**Given records:**
▬▬▬▬▬▬
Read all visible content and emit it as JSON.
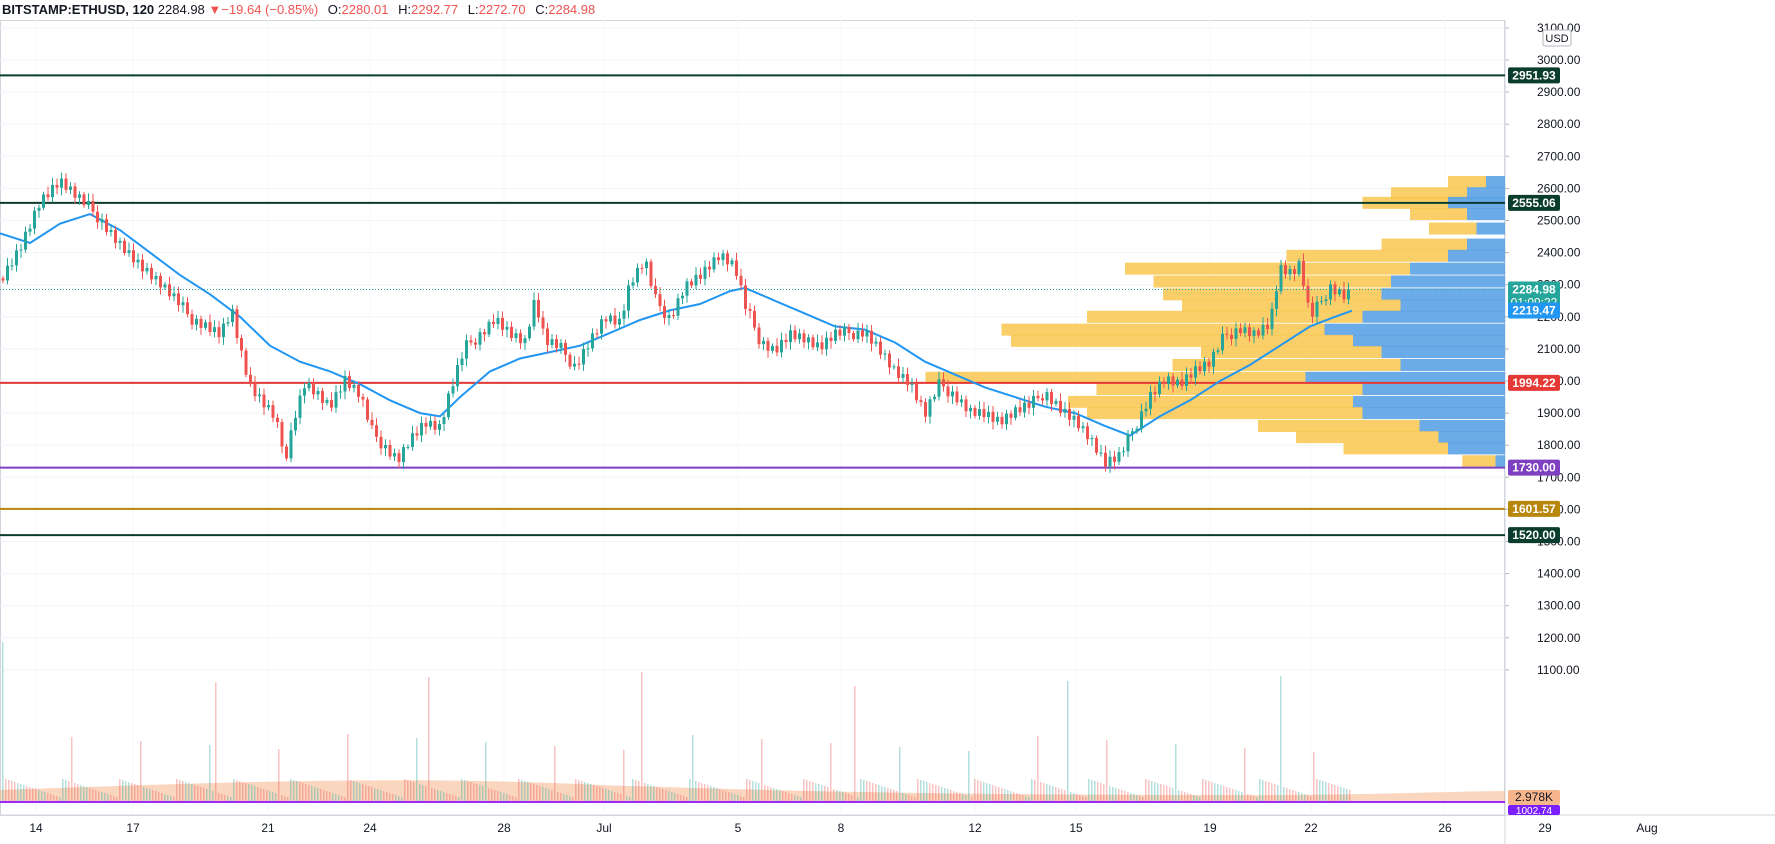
{
  "header": {
    "symbol": "BITSTAMP:ETHUSD, 120",
    "last": "2284.98",
    "change": "−19.64 (−0.85%)",
    "o_label": "O:",
    "o_value": "2280.01",
    "h_label": "H:",
    "h_value": "2292.77",
    "l_label": "L:",
    "l_value": "2272.70",
    "c_label": "C:",
    "c_value": "2284.98"
  },
  "currency": "USD",
  "chart_data": {
    "type": "candlestick",
    "x_ticks": [
      "14",
      "17",
      "21",
      "24",
      "28",
      "Jul",
      "5",
      "8",
      "12",
      "15",
      "19",
      "22",
      "26",
      "29",
      "Aug"
    ],
    "y_ticks": [
      3100,
      3000,
      2900,
      2800,
      2700,
      2600,
      2500,
      2400,
      2300,
      2200,
      2100,
      2000,
      1900,
      1800,
      1700,
      1600,
      1500,
      1400,
      1300,
      1200,
      1100
    ],
    "y_tick_labels": [
      "3100.00",
      "3000.00",
      "2900.00",
      "2800.00",
      "2700.00",
      "2600.00",
      "2500.00",
      "2400.00",
      "2300.00",
      "2200.00",
      "2100.00",
      "2000.00",
      "1900.00",
      "1800.00",
      "1700.00",
      "1600.00",
      "1500.00",
      "1400.00",
      "1300.00",
      "1200.00",
      "1100.00"
    ],
    "ylim": [
      1000,
      3100
    ],
    "grid": true,
    "horizontal_levels": [
      {
        "value": 2951.93,
        "label": "2951.93",
        "color": "#0b3d2e"
      },
      {
        "value": 2555.06,
        "label": "2555.06",
        "color": "#0b3d2e"
      },
      {
        "value": 1994.22,
        "label": "1994.22",
        "color": "#e53935"
      },
      {
        "value": 1730.0,
        "label": "1730.00",
        "color": "#7e3fc0"
      },
      {
        "value": 1601.57,
        "label": "1601.57",
        "color": "#b8860b"
      },
      {
        "value": 1520.0,
        "label": "1520.00",
        "color": "#0b3d2e"
      }
    ],
    "price_badges": [
      {
        "value": 2284.98,
        "label": "2284.98",
        "sublabel": "01:09:22",
        "color": "#26a69a"
      },
      {
        "value": 2219.47,
        "label": "2219.47",
        "color": "#2196f3"
      }
    ],
    "volume_badges": [
      {
        "label": "2.978K",
        "color": "#f7b58b"
      },
      {
        "label": "1002.74",
        "color": "#7b1fff"
      }
    ],
    "price_path": [
      [
        0,
        2320
      ],
      [
        20,
        2420
      ],
      [
        40,
        2560
      ],
      [
        60,
        2620
      ],
      [
        80,
        2560
      ],
      [
        100,
        2510
      ],
      [
        120,
        2430
      ],
      [
        140,
        2360
      ],
      [
        160,
        2300
      ],
      [
        175,
        2250
      ],
      [
        190,
        2200
      ],
      [
        205,
        2180
      ],
      [
        220,
        2150
      ],
      [
        232,
        2220
      ],
      [
        240,
        2100
      ],
      [
        250,
        1980
      ],
      [
        262,
        1930
      ],
      [
        275,
        1880
      ],
      [
        285,
        1760
      ],
      [
        295,
        1900
      ],
      [
        305,
        2000
      ],
      [
        318,
        1960
      ],
      [
        330,
        1920
      ],
      [
        345,
        2000
      ],
      [
        360,
        1950
      ],
      [
        372,
        1840
      ],
      [
        385,
        1800
      ],
      [
        398,
        1760
      ],
      [
        410,
        1820
      ],
      [
        425,
        1870
      ],
      [
        440,
        1850
      ],
      [
        450,
        1960
      ],
      [
        465,
        2100
      ],
      [
        480,
        2150
      ],
      [
        495,
        2200
      ],
      [
        510,
        2150
      ],
      [
        525,
        2120
      ],
      [
        535,
        2250
      ],
      [
        545,
        2120
      ],
      [
        560,
        2100
      ],
      [
        575,
        2050
      ],
      [
        590,
        2130
      ],
      [
        605,
        2200
      ],
      [
        620,
        2180
      ],
      [
        630,
        2300
      ],
      [
        645,
        2370
      ],
      [
        655,
        2250
      ],
      [
        670,
        2200
      ],
      [
        685,
        2300
      ],
      [
        700,
        2330
      ],
      [
        720,
        2390
      ],
      [
        735,
        2350
      ],
      [
        745,
        2230
      ],
      [
        760,
        2130
      ],
      [
        775,
        2100
      ],
      [
        790,
        2150
      ],
      [
        805,
        2130
      ],
      [
        820,
        2100
      ],
      [
        835,
        2140
      ],
      [
        850,
        2150
      ],
      [
        865,
        2160
      ],
      [
        880,
        2100
      ],
      [
        895,
        2030
      ],
      [
        910,
        1990
      ],
      [
        925,
        1890
      ],
      [
        940,
        1990
      ],
      [
        955,
        1960
      ],
      [
        970,
        1910
      ],
      [
        985,
        1900
      ],
      [
        1000,
        1870
      ],
      [
        1015,
        1900
      ],
      [
        1030,
        1920
      ],
      [
        1045,
        1970
      ],
      [
        1060,
        1920
      ],
      [
        1075,
        1880
      ],
      [
        1090,
        1820
      ],
      [
        1105,
        1740
      ],
      [
        1120,
        1760
      ],
      [
        1135,
        1860
      ],
      [
        1150,
        1960
      ],
      [
        1165,
        2010
      ],
      [
        1180,
        1990
      ],
      [
        1195,
        2030
      ],
      [
        1210,
        2050
      ],
      [
        1225,
        2140
      ],
      [
        1240,
        2170
      ],
      [
        1255,
        2150
      ],
      [
        1270,
        2180
      ],
      [
        1280,
        2350
      ],
      [
        1292,
        2330
      ],
      [
        1300,
        2360
      ],
      [
        1310,
        2190
      ],
      [
        1320,
        2240
      ],
      [
        1330,
        2300
      ],
      [
        1345,
        2270
      ],
      [
        1352,
        2285
      ]
    ],
    "moving_average": [
      [
        0,
        2460
      ],
      [
        30,
        2430
      ],
      [
        60,
        2490
      ],
      [
        90,
        2520
      ],
      [
        120,
        2470
      ],
      [
        150,
        2400
      ],
      [
        180,
        2330
      ],
      [
        210,
        2270
      ],
      [
        240,
        2200
      ],
      [
        270,
        2110
      ],
      [
        300,
        2060
      ],
      [
        330,
        2030
      ],
      [
        360,
        1990
      ],
      [
        390,
        1940
      ],
      [
        420,
        1900
      ],
      [
        440,
        1890
      ],
      [
        460,
        1950
      ],
      [
        490,
        2030
      ],
      [
        520,
        2070
      ],
      [
        550,
        2090
      ],
      [
        580,
        2110
      ],
      [
        610,
        2150
      ],
      [
        640,
        2190
      ],
      [
        670,
        2220
      ],
      [
        700,
        2240
      ],
      [
        730,
        2280
      ],
      [
        745,
        2290
      ],
      [
        775,
        2250
      ],
      [
        805,
        2210
      ],
      [
        835,
        2170
      ],
      [
        865,
        2160
      ],
      [
        895,
        2120
      ],
      [
        925,
        2060
      ],
      [
        955,
        2020
      ],
      [
        985,
        1980
      ],
      [
        1015,
        1950
      ],
      [
        1045,
        1920
      ],
      [
        1075,
        1900
      ],
      [
        1105,
        1860
      ],
      [
        1130,
        1830
      ],
      [
        1160,
        1890
      ],
      [
        1190,
        1940
      ],
      [
        1220,
        2000
      ],
      [
        1250,
        2050
      ],
      [
        1280,
        2110
      ],
      [
        1310,
        2170
      ],
      [
        1335,
        2200
      ],
      [
        1352,
        2219
      ]
    ],
    "volume_profile": [
      {
        "price": 2620,
        "up": 40,
        "down": 20
      },
      {
        "price": 2585,
        "up": 80,
        "down": 40
      },
      {
        "price": 2555,
        "up": 90,
        "down": 60
      },
      {
        "price": 2520,
        "up": 60,
        "down": 40
      },
      {
        "price": 2475,
        "up": 50,
        "down": 30
      },
      {
        "price": 2425,
        "up": 90,
        "down": 40
      },
      {
        "price": 2390,
        "up": 170,
        "down": 60
      },
      {
        "price": 2350,
        "up": 300,
        "down": 100
      },
      {
        "price": 2310,
        "up": 250,
        "down": 120
      },
      {
        "price": 2270,
        "up": 230,
        "down": 130
      },
      {
        "price": 2235,
        "up": 230,
        "down": 110
      },
      {
        "price": 2200,
        "up": 290,
        "down": 150
      },
      {
        "price": 2160,
        "up": 340,
        "down": 190
      },
      {
        "price": 2125,
        "up": 360,
        "down": 160
      },
      {
        "price": 2090,
        "up": 190,
        "down": 130
      },
      {
        "price": 2050,
        "up": 240,
        "down": 110
      },
      {
        "price": 2010,
        "up": 400,
        "down": 210
      },
      {
        "price": 1975,
        "up": 280,
        "down": 150
      },
      {
        "price": 1935,
        "up": 300,
        "down": 160
      },
      {
        "price": 1900,
        "up": 290,
        "down": 150
      },
      {
        "price": 1860,
        "up": 170,
        "down": 90
      },
      {
        "price": 1825,
        "up": 150,
        "down": 70
      },
      {
        "price": 1790,
        "up": 110,
        "down": 60
      },
      {
        "price": 1750,
        "up": 35,
        "down": 10
      }
    ]
  }
}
▬▬▬▬▬▬
**Exercise objective:** Copy each line of the records that contains the word "color".

**Expected answer:**
        "color": "#0b3d2e"
        "color": "#0b3d2e"
        "color": "#e53935"
        "color": "#7e3fc0"
        "color": "#b8860b"
        "color": "#0b3d2e"
        "color": "#26a69a"
        "color": "#2196f3"
        "color": "#f7b58b"
        "color": "#7b1fff"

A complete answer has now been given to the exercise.